→ OBJECTIVE
Copy the data exactly as it appears, and do not include any pictures.

→ INFORMATION PROVIDED

<<<<

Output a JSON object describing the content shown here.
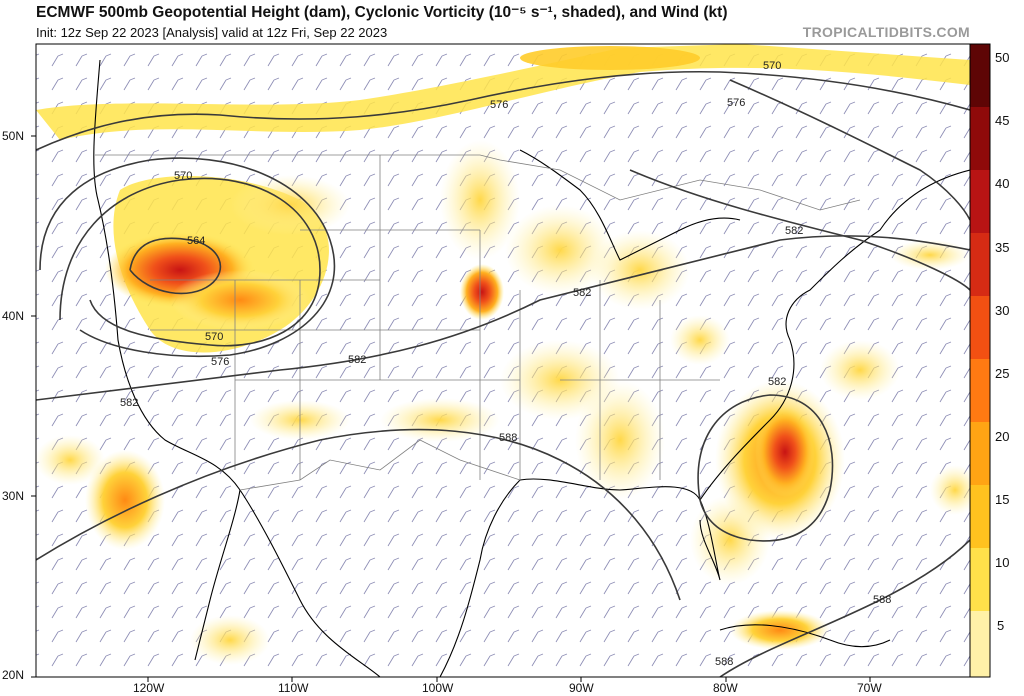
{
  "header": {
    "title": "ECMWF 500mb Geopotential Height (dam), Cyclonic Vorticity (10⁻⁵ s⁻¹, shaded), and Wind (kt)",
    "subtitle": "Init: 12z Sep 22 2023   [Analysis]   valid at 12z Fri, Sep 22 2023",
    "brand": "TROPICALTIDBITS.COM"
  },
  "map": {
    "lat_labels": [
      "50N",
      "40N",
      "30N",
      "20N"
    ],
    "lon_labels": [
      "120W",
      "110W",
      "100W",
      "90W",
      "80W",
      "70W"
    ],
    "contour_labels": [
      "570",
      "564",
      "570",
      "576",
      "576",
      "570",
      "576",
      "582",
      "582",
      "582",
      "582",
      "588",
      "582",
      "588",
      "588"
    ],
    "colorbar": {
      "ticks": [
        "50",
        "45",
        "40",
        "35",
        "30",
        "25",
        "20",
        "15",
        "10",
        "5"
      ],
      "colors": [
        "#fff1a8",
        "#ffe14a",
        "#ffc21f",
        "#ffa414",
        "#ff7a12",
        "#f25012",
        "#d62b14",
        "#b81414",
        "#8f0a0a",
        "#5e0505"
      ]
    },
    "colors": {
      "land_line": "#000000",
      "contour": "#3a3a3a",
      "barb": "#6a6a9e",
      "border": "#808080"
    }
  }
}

>>>>

→ THE RESPONSE
Output a JSON object describing the content shown here.
{
  "header": {
    "title": "ECMWF 500mb Geopotential Height (dam), Cyclonic Vorticity (10⁻⁵ s⁻¹, shaded), and Wind (kt)",
    "subtitle": "Init: 12z Sep 22 2023   [Analysis]   valid at 12z Fri, Sep 22 2023",
    "brand": "TROPICALTIDBITS.COM"
  },
  "map": {
    "lat_labels": [
      "50N",
      "40N",
      "30N",
      "20N"
    ],
    "lon_labels": [
      "120W",
      "110W",
      "100W",
      "90W",
      "80W",
      "70W"
    ],
    "contour_labels": [
      "570",
      "564",
      "570",
      "576",
      "576",
      "570",
      "576",
      "582",
      "582",
      "582",
      "582",
      "588",
      "582",
      "588",
      "588"
    ],
    "colorbar": {
      "ticks": [
        "50",
        "45",
        "40",
        "35",
        "30",
        "25",
        "20",
        "15",
        "10",
        "5"
      ],
      "colors": [
        "#fff1a8",
        "#ffe14a",
        "#ffc21f",
        "#ffa414",
        "#ff7a12",
        "#f25012",
        "#d62b14",
        "#b81414",
        "#8f0a0a",
        "#5e0505"
      ]
    },
    "colors": {
      "land_line": "#000000",
      "contour": "#3a3a3a",
      "barb": "#6a6a9e",
      "border": "#808080"
    }
  }
}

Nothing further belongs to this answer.